Gather from the listing below each line that includes the word "this", and copy it.

════════════════════

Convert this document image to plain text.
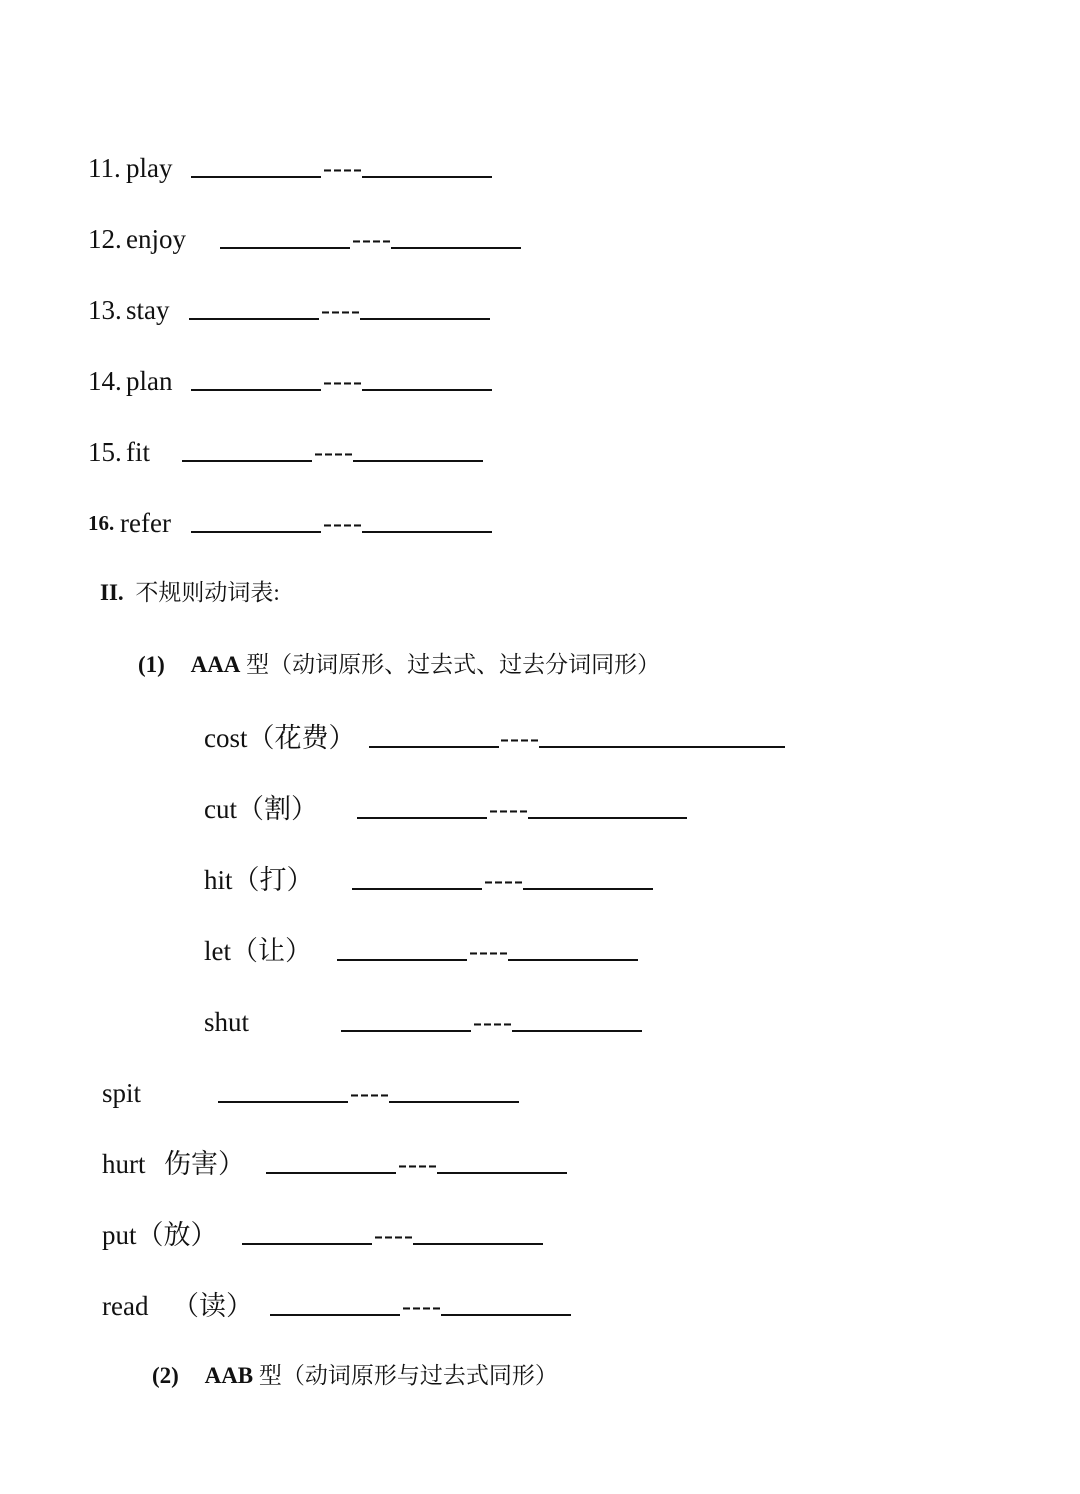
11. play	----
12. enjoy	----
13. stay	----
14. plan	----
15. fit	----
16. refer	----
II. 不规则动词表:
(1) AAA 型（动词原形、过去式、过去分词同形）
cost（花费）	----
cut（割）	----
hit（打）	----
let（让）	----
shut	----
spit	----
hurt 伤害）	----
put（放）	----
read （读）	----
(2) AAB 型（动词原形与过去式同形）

════════════════════

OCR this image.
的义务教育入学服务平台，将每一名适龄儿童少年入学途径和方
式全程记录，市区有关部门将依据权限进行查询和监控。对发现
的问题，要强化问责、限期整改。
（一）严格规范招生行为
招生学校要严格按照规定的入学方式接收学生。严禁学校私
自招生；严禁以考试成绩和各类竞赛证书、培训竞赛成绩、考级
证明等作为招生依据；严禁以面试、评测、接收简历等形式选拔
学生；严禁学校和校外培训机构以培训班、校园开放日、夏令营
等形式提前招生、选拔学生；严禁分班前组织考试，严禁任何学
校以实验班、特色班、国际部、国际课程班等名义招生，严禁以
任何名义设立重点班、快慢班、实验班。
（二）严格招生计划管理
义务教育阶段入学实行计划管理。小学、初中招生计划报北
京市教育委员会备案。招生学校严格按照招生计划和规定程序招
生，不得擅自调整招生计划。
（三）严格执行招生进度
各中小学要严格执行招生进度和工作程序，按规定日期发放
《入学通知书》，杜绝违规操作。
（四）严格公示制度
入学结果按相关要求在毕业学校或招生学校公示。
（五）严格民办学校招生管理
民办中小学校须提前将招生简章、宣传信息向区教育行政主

════════════════════

## [EXPECTED ANSWER]
Convert this document image to plain text.
OCR this image.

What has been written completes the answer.